>> begin Listed entries
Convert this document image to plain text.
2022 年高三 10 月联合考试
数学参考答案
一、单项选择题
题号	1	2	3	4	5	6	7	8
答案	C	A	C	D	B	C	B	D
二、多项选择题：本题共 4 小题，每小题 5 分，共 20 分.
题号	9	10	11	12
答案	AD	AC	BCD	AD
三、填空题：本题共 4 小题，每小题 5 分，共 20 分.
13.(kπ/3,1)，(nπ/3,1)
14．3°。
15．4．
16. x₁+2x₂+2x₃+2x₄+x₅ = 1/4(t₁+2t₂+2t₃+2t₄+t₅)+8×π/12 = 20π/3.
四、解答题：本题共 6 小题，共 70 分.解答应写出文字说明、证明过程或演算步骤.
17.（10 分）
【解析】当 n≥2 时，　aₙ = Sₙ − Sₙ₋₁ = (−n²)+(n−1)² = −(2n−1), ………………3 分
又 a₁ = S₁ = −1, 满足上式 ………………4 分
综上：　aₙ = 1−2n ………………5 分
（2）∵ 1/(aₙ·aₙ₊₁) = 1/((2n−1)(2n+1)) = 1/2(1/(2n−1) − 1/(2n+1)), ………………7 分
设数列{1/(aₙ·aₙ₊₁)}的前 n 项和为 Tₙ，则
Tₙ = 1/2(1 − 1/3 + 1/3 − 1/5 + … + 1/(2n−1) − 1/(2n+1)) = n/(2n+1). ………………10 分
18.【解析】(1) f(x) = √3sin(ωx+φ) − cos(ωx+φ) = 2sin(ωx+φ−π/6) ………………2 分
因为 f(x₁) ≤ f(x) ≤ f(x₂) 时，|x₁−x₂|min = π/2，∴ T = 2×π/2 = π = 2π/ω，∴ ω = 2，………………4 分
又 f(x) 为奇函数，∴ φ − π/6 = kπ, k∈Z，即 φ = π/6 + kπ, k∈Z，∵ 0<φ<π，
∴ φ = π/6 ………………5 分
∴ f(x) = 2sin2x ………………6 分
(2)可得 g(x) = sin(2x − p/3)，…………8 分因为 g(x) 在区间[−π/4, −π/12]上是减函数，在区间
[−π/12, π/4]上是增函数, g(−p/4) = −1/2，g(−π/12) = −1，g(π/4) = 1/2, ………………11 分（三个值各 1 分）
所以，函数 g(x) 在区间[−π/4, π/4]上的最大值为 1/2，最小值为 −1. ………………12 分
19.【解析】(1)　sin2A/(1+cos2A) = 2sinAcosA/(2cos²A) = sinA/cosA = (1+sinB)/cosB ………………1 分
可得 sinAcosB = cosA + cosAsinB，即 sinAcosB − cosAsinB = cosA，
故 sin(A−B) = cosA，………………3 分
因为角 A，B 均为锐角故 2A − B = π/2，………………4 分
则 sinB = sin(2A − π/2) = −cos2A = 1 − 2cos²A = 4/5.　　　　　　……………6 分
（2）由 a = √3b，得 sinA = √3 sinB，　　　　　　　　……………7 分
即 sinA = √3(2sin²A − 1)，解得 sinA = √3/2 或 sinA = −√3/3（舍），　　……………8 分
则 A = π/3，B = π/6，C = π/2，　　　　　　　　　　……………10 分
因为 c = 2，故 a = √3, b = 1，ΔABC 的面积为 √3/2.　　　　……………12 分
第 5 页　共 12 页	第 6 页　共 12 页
>> end Listed entries
## Required task
Each line of the material must be restated exactly.

## Expected answer
Convert this document image to plain text.
2022 年高三 10 月联合考试
数学参考答案
一、单项选择题
题号	1	2	3	4	5	6	7	8
答案	C	A	C	D	B	C	B	D
二、多项选择题：本题共 4 小题，每小题 5 分，共 20 分.
题号	9	10	11	12
答案	AD	AC	BCD	AD
三、填空题：本题共 4 小题，每小题 5 分，共 20 分.
13.(kπ/3,1)，(nπ/3,1)
14．3°。
15．4．
16. x₁+2x₂+2x₃+2x₄+x₅ = 1/4(t₁+2t₂+2t₃+2t₄+t₅)+8×π/12 = 20π/3.
四、解答题：本题共 6 小题，共 70 分.解答应写出文字说明、证明过程或演算步骤.
17.（10 分）
【解析】当 n≥2 时，　aₙ = Sₙ − Sₙ₋₁ = (−n²)+(n−1)² = −(2n−1), ………………3 分
又 a₁ = S₁ = −1, 满足上式 ………………4 分
综上：　aₙ = 1−2n ………………5 分
（2）∵ 1/(aₙ·aₙ₊₁) = 1/((2n−1)(2n+1)) = 1/2(1/(2n−1) − 1/(2n+1)), ………………7 分
设数列{1/(aₙ·aₙ₊₁)}的前 n 项和为 Tₙ，则
Tₙ = 1/2(1 − 1/3 + 1/3 − 1/5 + … + 1/(2n−1) − 1/(2n+1)) = n/(2n+1). ………………10 分
18.【解析】(1) f(x) = √3sin(ωx+φ) − cos(ωx+φ) = 2sin(ωx+φ−π/6) ………………2 分
因为 f(x₁) ≤ f(x) ≤ f(x₂) 时，|x₁−x₂|min = π/2，∴ T = 2×π/2 = π = 2π/ω，∴ ω = 2，………………4 分
又 f(x) 为奇函数，∴ φ − π/6 = kπ, k∈Z，即 φ = π/6 + kπ, k∈Z，∵ 0<φ<π，
∴ φ = π/6 ………………5 分
∴ f(x) = 2sin2x ………………6 分
(2)可得 g(x) = sin(2x − p/3)，…………8 分因为 g(x) 在区间[−π/4, −π/12]上是减函数，在区间
[−π/12, π/4]上是增函数, g(−p/4) = −1/2，g(−π/12) = −1，g(π/4) = 1/2, ………………11 分（三个值各 1 分）
所以，函数 g(x) 在区间[−π/4, π/4]上的最大值为 1/2，最小值为 −1. ………………12 分
19.【解析】(1)　sin2A/(1+cos2A) = 2sinAcosA/(2cos²A) = sinA/cosA = (1+sinB)/cosB ………………1 分
可得 sinAcosB = cosA + cosAsinB，即 sinAcosB − cosAsinB = cosA，
故 sin(A−B) = cosA，………………3 分
因为角 A，B 均为锐角故 2A − B = π/2，………………4 分
则 sinB = sin(2A − π/2) = −cos2A = 1 − 2cos²A = 4/5.　　　　　　……………6 分
（2）由 a = √3b，得 sinA = √3 sinB，　　　　　　　　……………7 分
即 sinA = √3(2sin²A − 1)，解得 sinA = √3/2 或 sinA = −√3/3（舍），　　……………8 分
则 A = π/3，B = π/6，C = π/2，　　　　　　　　　　……………10 分
因为 c = 2，故 a = √3, b = 1，ΔABC 的面积为 √3/2.　　　　……………12 分
第 5 页　共 12 页	第 6 页　共 12 页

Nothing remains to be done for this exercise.